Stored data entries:
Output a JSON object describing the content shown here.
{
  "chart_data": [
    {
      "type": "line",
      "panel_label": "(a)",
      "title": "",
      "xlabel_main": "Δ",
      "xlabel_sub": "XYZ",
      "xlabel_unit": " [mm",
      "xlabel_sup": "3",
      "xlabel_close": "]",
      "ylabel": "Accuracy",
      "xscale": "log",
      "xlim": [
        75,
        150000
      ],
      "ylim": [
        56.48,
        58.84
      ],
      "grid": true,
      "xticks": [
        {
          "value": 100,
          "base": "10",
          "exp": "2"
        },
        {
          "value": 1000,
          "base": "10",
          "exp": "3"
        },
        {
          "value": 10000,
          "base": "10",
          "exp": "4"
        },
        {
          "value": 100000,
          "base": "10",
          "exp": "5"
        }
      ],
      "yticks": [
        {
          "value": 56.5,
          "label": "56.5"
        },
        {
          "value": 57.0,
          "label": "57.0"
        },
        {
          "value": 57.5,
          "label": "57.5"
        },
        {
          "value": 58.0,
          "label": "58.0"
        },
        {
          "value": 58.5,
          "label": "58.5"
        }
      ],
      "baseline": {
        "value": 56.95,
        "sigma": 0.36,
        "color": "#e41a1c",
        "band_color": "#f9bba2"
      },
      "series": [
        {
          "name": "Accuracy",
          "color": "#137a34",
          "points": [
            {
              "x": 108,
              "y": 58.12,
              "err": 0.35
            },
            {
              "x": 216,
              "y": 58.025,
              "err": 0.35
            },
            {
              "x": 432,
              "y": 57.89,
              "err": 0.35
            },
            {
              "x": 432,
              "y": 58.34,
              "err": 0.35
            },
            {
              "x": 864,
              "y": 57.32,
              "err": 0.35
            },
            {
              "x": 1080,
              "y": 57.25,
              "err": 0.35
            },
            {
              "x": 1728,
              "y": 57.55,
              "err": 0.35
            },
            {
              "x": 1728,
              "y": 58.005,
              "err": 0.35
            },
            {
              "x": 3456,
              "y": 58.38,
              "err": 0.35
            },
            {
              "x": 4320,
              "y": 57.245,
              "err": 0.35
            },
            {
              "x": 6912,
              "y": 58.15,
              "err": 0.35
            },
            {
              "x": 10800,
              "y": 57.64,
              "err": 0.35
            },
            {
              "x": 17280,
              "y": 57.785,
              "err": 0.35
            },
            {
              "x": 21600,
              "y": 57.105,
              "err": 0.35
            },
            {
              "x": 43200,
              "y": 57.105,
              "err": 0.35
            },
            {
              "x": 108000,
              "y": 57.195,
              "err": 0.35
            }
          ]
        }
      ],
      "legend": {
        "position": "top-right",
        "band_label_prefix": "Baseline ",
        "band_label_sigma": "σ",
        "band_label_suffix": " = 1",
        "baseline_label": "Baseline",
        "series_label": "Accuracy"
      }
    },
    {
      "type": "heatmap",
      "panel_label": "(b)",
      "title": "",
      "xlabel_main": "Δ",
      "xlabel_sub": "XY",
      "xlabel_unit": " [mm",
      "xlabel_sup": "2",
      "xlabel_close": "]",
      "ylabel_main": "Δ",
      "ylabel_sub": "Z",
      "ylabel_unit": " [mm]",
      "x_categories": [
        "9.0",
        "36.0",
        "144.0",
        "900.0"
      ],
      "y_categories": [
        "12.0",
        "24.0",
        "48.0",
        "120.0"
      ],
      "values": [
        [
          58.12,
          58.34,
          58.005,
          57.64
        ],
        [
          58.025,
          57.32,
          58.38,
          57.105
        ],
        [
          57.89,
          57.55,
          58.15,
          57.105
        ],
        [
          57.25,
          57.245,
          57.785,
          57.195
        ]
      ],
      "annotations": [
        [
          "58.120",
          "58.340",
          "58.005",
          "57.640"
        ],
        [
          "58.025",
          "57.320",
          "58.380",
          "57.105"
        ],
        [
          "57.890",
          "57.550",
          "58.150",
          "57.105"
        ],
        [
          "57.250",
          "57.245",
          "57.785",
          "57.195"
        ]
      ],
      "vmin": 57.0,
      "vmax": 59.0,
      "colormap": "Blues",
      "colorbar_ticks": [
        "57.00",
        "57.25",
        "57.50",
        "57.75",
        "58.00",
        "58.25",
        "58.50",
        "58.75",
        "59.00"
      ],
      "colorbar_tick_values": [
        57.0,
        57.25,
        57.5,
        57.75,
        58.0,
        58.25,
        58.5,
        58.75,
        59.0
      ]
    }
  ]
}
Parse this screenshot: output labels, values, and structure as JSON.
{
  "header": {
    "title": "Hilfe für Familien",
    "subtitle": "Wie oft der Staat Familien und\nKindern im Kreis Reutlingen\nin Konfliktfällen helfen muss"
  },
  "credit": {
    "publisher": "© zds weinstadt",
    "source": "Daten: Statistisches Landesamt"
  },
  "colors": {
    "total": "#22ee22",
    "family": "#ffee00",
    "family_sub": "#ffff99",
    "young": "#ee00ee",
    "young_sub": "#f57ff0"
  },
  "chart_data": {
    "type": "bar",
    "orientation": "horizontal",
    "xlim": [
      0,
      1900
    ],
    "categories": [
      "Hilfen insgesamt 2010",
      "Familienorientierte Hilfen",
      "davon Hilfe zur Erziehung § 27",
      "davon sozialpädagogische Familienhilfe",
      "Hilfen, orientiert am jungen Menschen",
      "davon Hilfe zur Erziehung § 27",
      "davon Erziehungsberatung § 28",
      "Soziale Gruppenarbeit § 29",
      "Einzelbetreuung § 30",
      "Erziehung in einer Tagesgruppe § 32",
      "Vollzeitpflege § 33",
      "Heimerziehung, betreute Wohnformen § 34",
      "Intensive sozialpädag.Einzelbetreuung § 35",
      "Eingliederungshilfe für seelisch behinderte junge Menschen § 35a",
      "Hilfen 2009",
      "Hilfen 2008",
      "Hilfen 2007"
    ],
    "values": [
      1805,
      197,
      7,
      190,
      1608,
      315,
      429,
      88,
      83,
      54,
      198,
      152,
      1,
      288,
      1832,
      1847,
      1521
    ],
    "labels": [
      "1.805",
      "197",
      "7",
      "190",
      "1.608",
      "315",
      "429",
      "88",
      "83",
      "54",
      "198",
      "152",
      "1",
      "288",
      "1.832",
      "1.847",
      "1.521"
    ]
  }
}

_Stated problem:_ Set down every record above exactly as given.

_Output of the task:_
Output a JSON object describing the content shown here.
{
  "chart_data": [
    {
      "type": "line",
      "panel_label": "(a)",
      "title": "",
      "xlabel_main": "Δ",
      "xlabel_sub": "XYZ",
      "xlabel_unit": " [mm",
      "xlabel_sup": "3",
      "xlabel_close": "]",
      "ylabel": "Accuracy",
      "xscale": "log",
      "xlim": [
        75,
        150000
      ],
      "ylim": [
        56.48,
        58.84
      ],
      "grid": true,
      "xticks": [
        {
          "value": 100,
          "base": "10",
          "exp": "2"
        },
        {
          "value": 1000,
          "base": "10",
          "exp": "3"
        },
        {
          "value": 10000,
          "base": "10",
          "exp": "4"
        },
        {
          "value": 100000,
          "base": "10",
          "exp": "5"
        }
      ],
      "yticks": [
        {
          "value": 56.5,
          "label": "56.5"
        },
        {
          "value": 57.0,
          "label": "57.0"
        },
        {
          "value": 57.5,
          "label": "57.5"
        },
        {
          "value": 58.0,
          "label": "58.0"
        },
        {
          "value": 58.5,
          "label": "58.5"
        }
      ],
      "baseline": {
        "value": 56.95,
        "sigma": 0.36,
        "color": "#e41a1c",
        "band_color": "#f9bba2"
      },
      "series": [
        {
          "name": "Accuracy",
          "color": "#137a34",
          "points": [
            {
              "x": 108,
              "y": 58.12,
              "err": 0.35
            },
            {
              "x": 216,
              "y": 58.025,
              "err": 0.35
            },
            {
              "x": 432,
              "y": 57.89,
              "err": 0.35
            },
            {
              "x": 432,
              "y": 58.34,
              "err": 0.35
            },
            {
              "x": 864,
              "y": 57.32,
              "err": 0.35
            },
            {
              "x": 1080,
              "y": 57.25,
              "err": 0.35
            },
            {
              "x": 1728,
              "y": 57.55,
              "err": 0.35
            },
            {
              "x": 1728,
              "y": 58.005,
              "err": 0.35
            },
            {
              "x": 3456,
              "y": 58.38,
              "err": 0.35
            },
            {
              "x": 4320,
              "y": 57.245,
              "err": 0.35
            },
            {
              "x": 6912,
              "y": 58.15,
              "err": 0.35
            },
            {
              "x": 10800,
              "y": 57.64,
              "err": 0.35
            },
            {
              "x": 17280,
              "y": 57.785,
              "err": 0.35
            },
            {
              "x": 21600,
              "y": 57.105,
              "err": 0.35
            },
            {
              "x": 43200,
              "y": 57.105,
              "err": 0.35
            },
            {
              "x": 108000,
              "y": 57.195,
              "err": 0.35
            }
          ]
        }
      ],
      "legend": {
        "position": "top-right",
        "band_label_prefix": "Baseline ",
        "band_label_sigma": "σ",
        "band_label_suffix": " = 1",
        "baseline_label": "Baseline",
        "series_label": "Accuracy"
      }
    },
    {
      "type": "heatmap",
      "panel_label": "(b)",
      "title": "",
      "xlabel_main": "Δ",
      "xlabel_sub": "XY",
      "xlabel_unit": " [mm",
      "xlabel_sup": "2",
      "xlabel_close": "]",
      "ylabel_main": "Δ",
      "ylabel_sub": "Z",
      "ylabel_unit": " [mm]",
      "x_categories": [
        "9.0",
        "36.0",
        "144.0",
        "900.0"
      ],
      "y_categories": [
        "12.0",
        "24.0",
        "48.0",
        "120.0"
      ],
      "values": [
        [
          58.12,
          58.34,
          58.005,
          57.64
        ],
        [
          58.025,
          57.32,
          58.38,
          57.105
        ],
        [
          57.89,
          57.55,
          58.15,
          57.105
        ],
        [
          57.25,
          57.245,
          57.785,
          57.195
        ]
      ],
      "annotations": [
        [
          "58.120",
          "58.340",
          "58.005",
          "57.640"
        ],
        [
          "58.025",
          "57.320",
          "58.380",
          "57.105"
        ],
        [
          "57.890",
          "57.550",
          "58.150",
          "57.105"
        ],
        [
          "57.250",
          "57.245",
          "57.785",
          "57.195"
        ]
      ],
      "vmin": 57.0,
      "vmax": 59.0,
      "colormap": "Blues",
      "colorbar_ticks": [
        "57.00",
        "57.25",
        "57.50",
        "57.75",
        "58.00",
        "58.25",
        "58.50",
        "58.75",
        "59.00"
      ],
      "colorbar_tick_values": [
        57.0,
        57.25,
        57.5,
        57.75,
        58.0,
        58.25,
        58.5,
        58.75,
        59.0
      ]
    }
  ]
}
Parse this screenshot: output labels, values, and structure as JSON.
{
  "header": {
    "title": "Hilfe für Familien",
    "subtitle": "Wie oft der Staat Familien und\nKindern im Kreis Reutlingen\nin Konfliktfällen helfen muss"
  },
  "credit": {
    "publisher": "© zds weinstadt",
    "source": "Daten: Statistisches Landesamt"
  },
  "colors": {
    "total": "#22ee22",
    "family": "#ffee00",
    "family_sub": "#ffff99",
    "young": "#ee00ee",
    "young_sub": "#f57ff0"
  },
  "chart_data": {
    "type": "bar",
    "orientation": "horizontal",
    "xlim": [
      0,
      1900
    ],
    "categories": [
      "Hilfen insgesamt 2010",
      "Familienorientierte Hilfen",
      "davon Hilfe zur Erziehung § 27",
      "davon sozialpädagogische Familienhilfe",
      "Hilfen, orientiert am jungen Menschen",
      "davon Hilfe zur Erziehung § 27",
      "davon Erziehungsberatung § 28",
      "Soziale Gruppenarbeit § 29",
      "Einzelbetreuung § 30",
      "Erziehung in einer Tagesgruppe § 32",
      "Vollzeitpflege § 33",
      "Heimerziehung, betreute Wohnformen § 34",
      "Intensive sozialpädag.Einzelbetreuung § 35",
      "Eingliederungshilfe für seelisch behinderte junge Menschen § 35a",
      "Hilfen 2009",
      "Hilfen 2008",
      "Hilfen 2007"
    ],
    "values": [
      1805,
      197,
      7,
      190,
      1608,
      315,
      429,
      88,
      83,
      54,
      198,
      152,
      1,
      288,
      1832,
      1847,
      1521
    ],
    "labels": [
      "1.805",
      "197",
      "7",
      "190",
      "1.608",
      "315",
      "429",
      "88",
      "83",
      "54",
      "198",
      "152",
      "1",
      "288",
      "1.832",
      "1.847",
      "1.521"
    ]
  }
}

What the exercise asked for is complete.